> To be done
Copy each line that holds "Fries".

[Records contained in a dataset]
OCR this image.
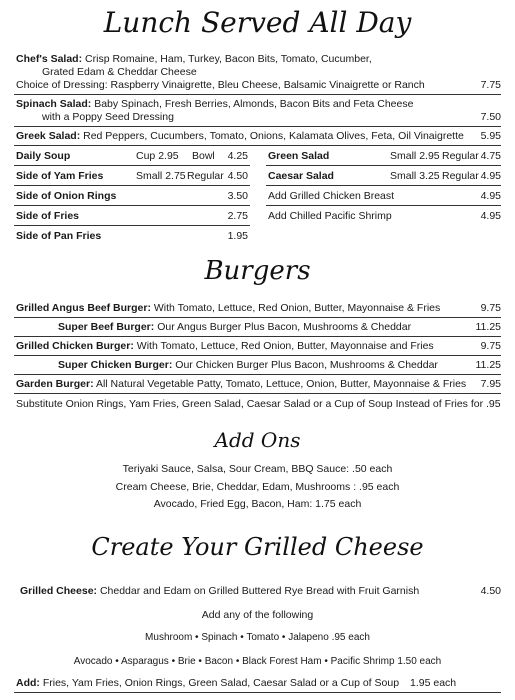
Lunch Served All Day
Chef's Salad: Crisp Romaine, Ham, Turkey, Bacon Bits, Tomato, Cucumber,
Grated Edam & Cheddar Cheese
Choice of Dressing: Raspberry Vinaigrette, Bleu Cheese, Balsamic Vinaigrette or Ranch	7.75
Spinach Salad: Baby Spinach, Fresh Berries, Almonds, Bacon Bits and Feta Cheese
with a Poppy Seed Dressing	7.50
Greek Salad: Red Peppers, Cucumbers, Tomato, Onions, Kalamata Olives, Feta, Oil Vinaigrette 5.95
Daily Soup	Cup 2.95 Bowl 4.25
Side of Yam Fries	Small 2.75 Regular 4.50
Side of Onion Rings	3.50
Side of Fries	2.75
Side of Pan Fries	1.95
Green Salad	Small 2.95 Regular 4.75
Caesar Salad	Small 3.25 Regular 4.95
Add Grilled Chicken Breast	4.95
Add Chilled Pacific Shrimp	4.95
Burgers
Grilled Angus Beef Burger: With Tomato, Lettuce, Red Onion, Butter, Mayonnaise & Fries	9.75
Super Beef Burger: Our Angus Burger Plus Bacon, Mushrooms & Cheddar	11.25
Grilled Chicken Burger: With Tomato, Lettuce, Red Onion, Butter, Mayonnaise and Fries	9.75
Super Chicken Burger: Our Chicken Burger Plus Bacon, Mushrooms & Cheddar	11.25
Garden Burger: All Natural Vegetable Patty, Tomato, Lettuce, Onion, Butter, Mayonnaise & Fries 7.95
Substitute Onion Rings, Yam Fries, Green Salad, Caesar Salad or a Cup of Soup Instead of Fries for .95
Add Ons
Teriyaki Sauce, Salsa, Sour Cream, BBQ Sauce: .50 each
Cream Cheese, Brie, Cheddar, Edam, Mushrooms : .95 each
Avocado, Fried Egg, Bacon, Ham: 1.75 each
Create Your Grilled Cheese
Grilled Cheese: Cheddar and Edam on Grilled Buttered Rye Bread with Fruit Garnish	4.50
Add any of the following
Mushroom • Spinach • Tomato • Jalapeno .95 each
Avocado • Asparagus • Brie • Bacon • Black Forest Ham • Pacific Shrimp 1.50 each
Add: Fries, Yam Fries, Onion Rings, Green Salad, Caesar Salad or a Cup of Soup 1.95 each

==

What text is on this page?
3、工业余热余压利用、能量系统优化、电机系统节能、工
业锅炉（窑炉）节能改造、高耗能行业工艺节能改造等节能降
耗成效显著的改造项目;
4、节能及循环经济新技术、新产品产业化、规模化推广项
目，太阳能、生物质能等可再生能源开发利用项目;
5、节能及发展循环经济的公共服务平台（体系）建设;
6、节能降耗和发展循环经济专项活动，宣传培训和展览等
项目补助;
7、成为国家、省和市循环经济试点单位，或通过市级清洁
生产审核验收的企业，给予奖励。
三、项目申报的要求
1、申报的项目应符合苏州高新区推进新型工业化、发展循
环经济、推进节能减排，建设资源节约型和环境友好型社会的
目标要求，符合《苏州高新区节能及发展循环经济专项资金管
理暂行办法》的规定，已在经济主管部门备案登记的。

> The completed task
Side of Yam Fries	Small 2.75 Regular 4.50
Side of Fries	2.75
Side of Pan Fries	1.95
Grilled Angus Beef Burger: With Tomato, Lettuce, Red Onion, Butter, Mayonnaise & Fries	9.75
Grilled Chicken Burger: With Tomato, Lettuce, Red Onion, Butter, Mayonnaise and Fries	9.75
Garden Burger: All Natural Vegetable Patty, Tomato, Lettuce, Onion, Butter, Mayonnaise & Fries 7.95
Substitute Onion Rings, Yam Fries, Green Salad, Caesar Salad or a Cup of Soup Instead of Fries for .95
Add: Fries, Yam Fries, Onion Rings, Green Salad, Caesar Salad or a Cup of Soup 1.95 each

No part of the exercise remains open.